**Entries**

┌────────

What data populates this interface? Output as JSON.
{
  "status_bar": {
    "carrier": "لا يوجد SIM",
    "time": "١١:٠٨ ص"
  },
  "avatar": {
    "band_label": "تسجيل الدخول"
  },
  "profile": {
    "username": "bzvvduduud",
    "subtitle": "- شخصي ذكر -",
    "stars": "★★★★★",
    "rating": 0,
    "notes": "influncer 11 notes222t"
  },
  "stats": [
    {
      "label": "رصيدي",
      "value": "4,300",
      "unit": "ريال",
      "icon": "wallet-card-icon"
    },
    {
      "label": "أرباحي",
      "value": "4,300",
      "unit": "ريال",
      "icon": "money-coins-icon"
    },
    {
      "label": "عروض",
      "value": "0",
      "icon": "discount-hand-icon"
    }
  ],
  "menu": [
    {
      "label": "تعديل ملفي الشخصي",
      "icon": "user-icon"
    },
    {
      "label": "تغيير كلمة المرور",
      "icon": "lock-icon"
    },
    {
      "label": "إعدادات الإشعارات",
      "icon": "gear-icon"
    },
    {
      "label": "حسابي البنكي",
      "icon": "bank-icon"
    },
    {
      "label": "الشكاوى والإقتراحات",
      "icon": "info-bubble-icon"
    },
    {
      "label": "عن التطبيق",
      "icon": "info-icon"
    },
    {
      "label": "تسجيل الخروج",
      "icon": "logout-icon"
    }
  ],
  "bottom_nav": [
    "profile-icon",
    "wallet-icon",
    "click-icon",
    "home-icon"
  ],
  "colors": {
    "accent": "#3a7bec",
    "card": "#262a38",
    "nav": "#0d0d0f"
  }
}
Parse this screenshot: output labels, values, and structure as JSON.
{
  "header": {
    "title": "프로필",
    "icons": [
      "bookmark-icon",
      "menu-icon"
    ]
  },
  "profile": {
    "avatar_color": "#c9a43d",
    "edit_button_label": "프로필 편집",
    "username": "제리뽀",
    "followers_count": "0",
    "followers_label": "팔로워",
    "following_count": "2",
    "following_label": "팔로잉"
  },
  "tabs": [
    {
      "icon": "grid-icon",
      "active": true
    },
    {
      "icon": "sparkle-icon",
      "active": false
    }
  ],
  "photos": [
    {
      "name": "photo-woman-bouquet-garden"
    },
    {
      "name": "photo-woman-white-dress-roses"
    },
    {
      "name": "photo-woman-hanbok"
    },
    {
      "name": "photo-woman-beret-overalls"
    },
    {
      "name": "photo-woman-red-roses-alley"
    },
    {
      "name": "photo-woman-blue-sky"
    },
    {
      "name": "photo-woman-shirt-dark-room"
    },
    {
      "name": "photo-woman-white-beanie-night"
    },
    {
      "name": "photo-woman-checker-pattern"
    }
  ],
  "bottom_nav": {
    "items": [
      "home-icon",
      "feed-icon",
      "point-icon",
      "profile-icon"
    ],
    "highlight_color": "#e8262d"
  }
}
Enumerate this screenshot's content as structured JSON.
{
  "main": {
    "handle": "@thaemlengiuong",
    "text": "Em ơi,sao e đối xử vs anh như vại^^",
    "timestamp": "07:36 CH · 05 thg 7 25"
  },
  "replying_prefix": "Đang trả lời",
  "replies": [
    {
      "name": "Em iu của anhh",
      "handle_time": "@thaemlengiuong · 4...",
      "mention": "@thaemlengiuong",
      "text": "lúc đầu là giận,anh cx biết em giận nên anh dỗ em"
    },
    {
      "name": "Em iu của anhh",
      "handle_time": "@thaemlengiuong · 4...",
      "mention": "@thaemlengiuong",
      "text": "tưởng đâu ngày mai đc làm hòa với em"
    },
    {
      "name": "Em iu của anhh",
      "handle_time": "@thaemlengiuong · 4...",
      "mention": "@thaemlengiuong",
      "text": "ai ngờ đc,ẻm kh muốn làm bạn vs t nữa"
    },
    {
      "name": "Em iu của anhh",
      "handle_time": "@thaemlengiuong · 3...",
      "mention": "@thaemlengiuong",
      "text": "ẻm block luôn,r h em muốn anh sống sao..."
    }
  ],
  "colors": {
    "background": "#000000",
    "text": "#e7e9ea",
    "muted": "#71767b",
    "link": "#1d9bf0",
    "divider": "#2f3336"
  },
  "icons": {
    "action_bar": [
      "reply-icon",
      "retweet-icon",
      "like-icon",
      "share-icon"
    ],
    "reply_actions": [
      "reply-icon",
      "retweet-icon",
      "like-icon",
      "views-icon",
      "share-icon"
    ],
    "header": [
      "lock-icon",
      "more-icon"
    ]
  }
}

└────────

Reproduce every line above without error.

**Task result**
What data populates this interface? Output as JSON.
{
  "status_bar": {
    "carrier": "لا يوجد SIM",
    "time": "١١:٠٨ ص"
  },
  "avatar": {
    "band_label": "تسجيل الدخول"
  },
  "profile": {
    "username": "bzvvduduud",
    "subtitle": "- شخصي ذكر -",
    "stars": "★★★★★",
    "rating": 0,
    "notes": "influncer 11 notes222t"
  },
  "stats": [
    {
      "label": "رصيدي",
      "value": "4,300",
      "unit": "ريال",
      "icon": "wallet-card-icon"
    },
    {
      "label": "أرباحي",
      "value": "4,300",
      "unit": "ريال",
      "icon": "money-coins-icon"
    },
    {
      "label": "عروض",
      "value": "0",
      "icon": "discount-hand-icon"
    }
  ],
  "menu": [
    {
      "label": "تعديل ملفي الشخصي",
      "icon": "user-icon"
    },
    {
      "label": "تغيير كلمة المرور",
      "icon": "lock-icon"
    },
    {
      "label": "إعدادات الإشعارات",
      "icon": "gear-icon"
    },
    {
      "label": "حسابي البنكي",
      "icon": "bank-icon"
    },
    {
      "label": "الشكاوى والإقتراحات",
      "icon": "info-bubble-icon"
    },
    {
      "label": "عن التطبيق",
      "icon": "info-icon"
    },
    {
      "label": "تسجيل الخروج",
      "icon": "logout-icon"
    }
  ],
  "bottom_nav": [
    "profile-icon",
    "wallet-icon",
    "click-icon",
    "home-icon"
  ],
  "colors": {
    "accent": "#3a7bec",
    "card": "#262a38",
    "nav": "#0d0d0f"
  }
}
Parse this screenshot: output labels, values, and structure as JSON.
{
  "header": {
    "title": "프로필",
    "icons": [
      "bookmark-icon",
      "menu-icon"
    ]
  },
  "profile": {
    "avatar_color": "#c9a43d",
    "edit_button_label": "프로필 편집",
    "username": "제리뽀",
    "followers_count": "0",
    "followers_label": "팔로워",
    "following_count": "2",
    "following_label": "팔로잉"
  },
  "tabs": [
    {
      "icon": "grid-icon",
      "active": true
    },
    {
      "icon": "sparkle-icon",
      "active": false
    }
  ],
  "photos": [
    {
      "name": "photo-woman-bouquet-garden"
    },
    {
      "name": "photo-woman-white-dress-roses"
    },
    {
      "name": "photo-woman-hanbok"
    },
    {
      "name": "photo-woman-beret-overalls"
    },
    {
      "name": "photo-woman-red-roses-alley"
    },
    {
      "name": "photo-woman-blue-sky"
    },
    {
      "name": "photo-woman-shirt-dark-room"
    },
    {
      "name": "photo-woman-white-beanie-night"
    },
    {
      "name": "photo-woman-checker-pattern"
    }
  ],
  "bottom_nav": {
    "items": [
      "home-icon",
      "feed-icon",
      "point-icon",
      "profile-icon"
    ],
    "highlight_color": "#e8262d"
  }
}
Enumerate this screenshot's content as structured JSON.
{
  "main": {
    "handle": "@thaemlengiuong",
    "text": "Em ơi,sao e đối xử vs anh như vại^^",
    "timestamp": "07:36 CH · 05 thg 7 25"
  },
  "replying_prefix": "Đang trả lời",
  "replies": [
    {
      "name": "Em iu của anhh",
      "handle_time": "@thaemlengiuong · 4...",
      "mention": "@thaemlengiuong",
      "text": "lúc đầu là giận,anh cx biết em giận nên anh dỗ em"
    },
    {
      "name": "Em iu của anhh",
      "handle_time": "@thaemlengiuong · 4...",
      "mention": "@thaemlengiuong",
      "text": "tưởng đâu ngày mai đc làm hòa với em"
    },
    {
      "name": "Em iu của anhh",
      "handle_time": "@thaemlengiuong · 4...",
      "mention": "@thaemlengiuong",
      "text": "ai ngờ đc,ẻm kh muốn làm bạn vs t nữa"
    },
    {
      "name": "Em iu của anhh",
      "handle_time": "@thaemlengiuong · 3...",
      "mention": "@thaemlengiuong",
      "text": "ẻm block luôn,r h em muốn anh sống sao..."
    }
  ],
  "colors": {
    "background": "#000000",
    "text": "#e7e9ea",
    "muted": "#71767b",
    "link": "#1d9bf0",
    "divider": "#2f3336"
  },
  "icons": {
    "action_bar": [
      "reply-icon",
      "retweet-icon",
      "like-icon",
      "share-icon"
    ],
    "reply_actions": [
      "reply-icon",
      "retweet-icon",
      "like-icon",
      "views-icon",
      "share-icon"
    ],
    "header": [
      "lock-icon",
      "more-icon"
    ]
  }
}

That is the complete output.